Please list all lines of the material below in which the string "辞旧迎新" occurs.

═════ Supplied entries ═════

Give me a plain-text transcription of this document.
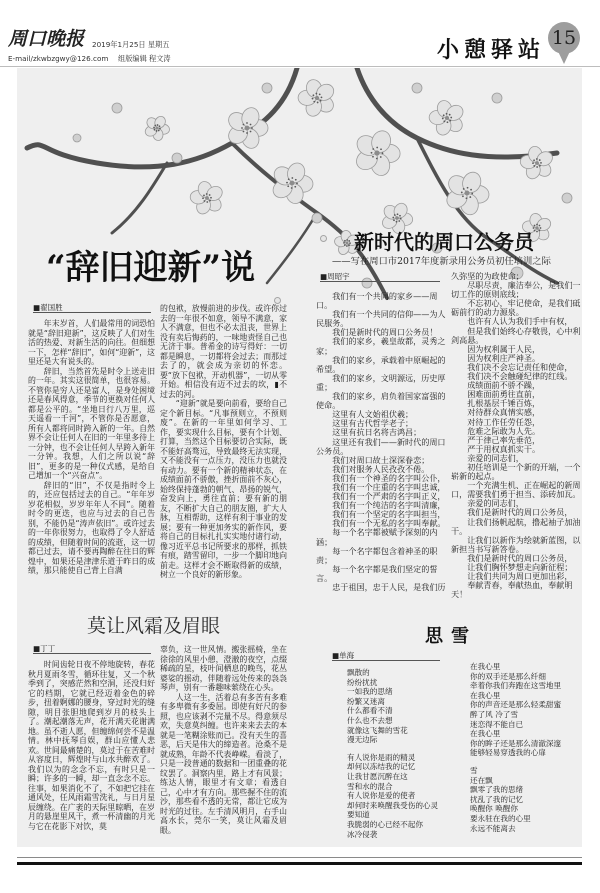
周口晚报 2019年1月25日 星期五
E-mail/zkwbzgwy@126.com 组版编辑 程文涛	小憩驿站 15
“辞旧迎新”说
■翟国胜

年末岁首，人们最常用的词恐怕就是“辞旧迎新”，这反映了人们对生活的热爱、对新生活的向往。但细想一下，怎样“辞旧”，如何“迎新”，这里还是大有说头的。

辞旧，当然首先是时令上送走旧的一年。其实这很简单，也很容易。不管你是穷人还是富人，是身处困境还是春风得意，季节的更换对任何人都是公平的。“坐地日行八万里，巡天遥看一千河”，不管你是否愿意，所有人都将同时跨入新的一年。自然界不会让任何人在旧的一年里多待上一分钟，也不会让任何人早跨入新年一分钟。我想，人们之所以说“辞旧”，更多的是一种仪式感，是给自己增加一个“兴奋点”。

辞旧的“旧”，不仅是指时令上的，还应包括过去的自己。“年年岁岁花相似，岁岁年年人不同”。随着时令的更迭，也应与过去的自己告别，不能仍是“涛声依旧”。或许过去的一年你很努力，也取得了令人舒适的成绩，但随着时间的流逝，这一切都已过去，请不要再陶醉在往日的辉煌中，如果还是津津乐道于昨日的成绩，那只能使自己背上自满

的包袱，放慢前进的步伐。或许你过去的一年很不如意，领导不满意，家人不满意，但也不必太沮丧，世界上没有卖后悔药的，一味地责怪自己也无济于事。普希金的诗写得好：一切都是瞬息，一切都将会过去；而那过去了的，就会成为亲切的怀恋。要“放下包袱，开动机器”，一切从零开始。相信没有迈不过去的坎，▮不过去的河。

“迎新”就是要向前看，要给自己定个新目标。“凡事预则立，不预则废”。在新的一年里如何学习、工作，要实现什么目标，要有个计划、打算，当然这个目标要切合实际，既不能好高骛远，导致最终无法实现，又不能没有一点压力，没压力也就没有动力。要有一个新的精神状态，在成绩面前不骄傲，挫折面前不灰心，始终保持蓬勃的朝气、昂扬的锐气，奋发向上，勇往直前；要有新的朋友，不断扩大自己的朋友圈，扩大人脉，互相帮助，这样有利于事业的发展；要有一种更加务实的新作风，要将自己的目标扎扎实实地付诸行动，像习近平总书记所要求的那样，抓铁有痕，踏雪留印，一步一个脚印地向前走。这样才会不断取得新的成绩，树立一个良好的新形象。

新时代的周口公务员
——写在周口市2017年度新录用公务员初任培训之际
■周昭宇

我们有一个共同的家乡——周口。

我们有一个共同的信仰——为人民服务。

我们是新时代的周口公务员！

我们的家乡，羲皇故都，灵秀之家；

我们的家乡，承载着中原崛起的希望。

我们的家乡，文明源远，历史厚重；

我们的家乡，肩负着国家富强的使命。

这里有人文始祖伏羲；

这里有古代哲学老子；

这里有抗日名将吉鸿昌；

这里还有我们——新时代的周口公务员。

我们对周口故土深深眷恋；

我们对服务人民孜孜不倦。

我们有一个神圣的名字叫公仆，

我们有一个庄重的名字叫忠诚，

我们有一个严肃的名字叫正义，

我们有一个纯洁的名字叫清廉，

我们有一个坚定的名字叫担当，

我们有一个无私的名字叫奉献。

每一个名字都被赋予深刻的内涵；

每一个名字都包含着神圣的职责；

每一个名字都是我们坚定的誓言。

忠于祖国，忠于人民，是我们历

久弥坚的为政使命；

尽职尽责，廉洁奉公，是我们一切工作的原则底线；

不忘初心，牢记使命，是我们砥砺前行的动力源泉。

也许有人认为我们手中有权，

但是我们始终心存敬畏，心中利剑高悬。

因为权利属于人民，

因为权利庄严神圣。

我们决不会忘记责任和使命，

我们决不会触碰纪律的红线。

成绩面前不骄不躁，

困难面前勇往直前，

扎根基层千锤百炼，

对待群众真情实感，

对待工作任劳任怨，

危难之际敢为人先。

严于律己率先垂范，

严于用权真抓实干。

亲爱的同志们，

初任培训是一个新的开端，一个崭新的起点。

一个充满生机、正在崛起的新周口，需要我们勇于担当、添砖加瓦。

亲爱的同志们，

我们是新时代的周口公务员，

让我们扬帆起航，撸起袖子加油干。

让我们以新作为绘就新蓝图，以新担当书写新答卷。

我们是新时代的周口公务员，

让我们胸怀梦想走向新征程；

让我们共同为周口更加出彩，

奉献青春，奉献热血，奉献明天！

莫让风霜及眉眼
■丁丁

时间齿轮日夜不停地旋转，春花秋月夏雨冬雪，循环往复，又一个秋季到了，突感茫然和空洞，还没归好它的档期，它就已经迈着金色的碎步，扭着婀娜的腰身，穿过时光的缝隙，明目张胆地爬到岁月的枝头上了。潮起潮落无声，花开满天花谢满地。虽不逝人愿，但缠绵何尝不是温情。林中抚琴自娱，群山应懂人悲欢。世间最痛楚的，莫过于在苦难时从容度日，辉煌时与山水共醉欢了。我们以为的念念不忘，有时只是一瞬；许多的一瞬，却一直念念不忘。往事，如果消化不了，不如把它挂在通风处，任风雨霜雪洗礼，与日月星辰缠绕。在广袤的天际里晾晒，在岁月的悬崖里风干，煮一杯清幽的月光与它在花影下对饮，莫

辜负，这一世风情。搬张摇椅，坐在徐徐的风里小憩，澄澈的夜空，点缀稀疏的星，枝叶间栖息的晚鸟，花丛婆娑的摇动，伴随着远处传来的袅袅琴声，别有一番趣味萦绕在心头。

人这一生，活着总有多苦有多难有多卑微有多委屈。即使有好尺的参照，也应该剥不完量不尽。得意须尽欢，失意莫纠缠。也许来来去去的本就是一笔糊涂账而已。没有天生的喜恶，后天是伟大的缔造者。沧桑不是就成熟，年龄不代表峥嵘。看淡了，只是一段普通的数据和一团重叠的花纹罢了。洞察内里，路上才有风景；练达人情，眼里才有文章；看透自己，心中才有方向。那些握不住的流沙，那些看不透的无常，都让它成为时光的过往。左手清风明月，右手山高水长，莞尔一笑，莫让风霜及眉眼。

思雪
■单海

飘散的

纷纷扰扰

一如我的思绪

纷繁又迷离

什么都看不清

什么也不去想

就像这飞舞的雪花

漫无边际

有人说你是雨的精灵

却何以冻结我的记忆

让我甘愿沉醉在这

雪和水的混合

有人说你是爱的使者

却何时来唤醒我受伤的心灵

要知道

我脆弱的心已经不起你

冰冷侵袭

在我心里

你的双手还是那么纤细

牵着你我们奔跑在这雪地里

在我心里

你的声音还是那么轻柔甜蜜

醉了风 冷了雪

迷恋得不能自已

在我心里

你的眸子还是那么清澈深邃

能够轻易穿透我的心扉

雪

还在飘

飘零了我的思绪

扰乱了我的记忆

唤醒你 唤醒你

要永驻在我的心里

永远不能离去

═════

▶ _Written solution_:
“辞旧迎新”说
年末岁首，人们最常用的词恐怕就是“辞旧迎新”，这反映了人们对生活的热爱、对新生活的向往。但细想一下，怎样“辞旧”，如何“迎新”，这里还是大有说头的。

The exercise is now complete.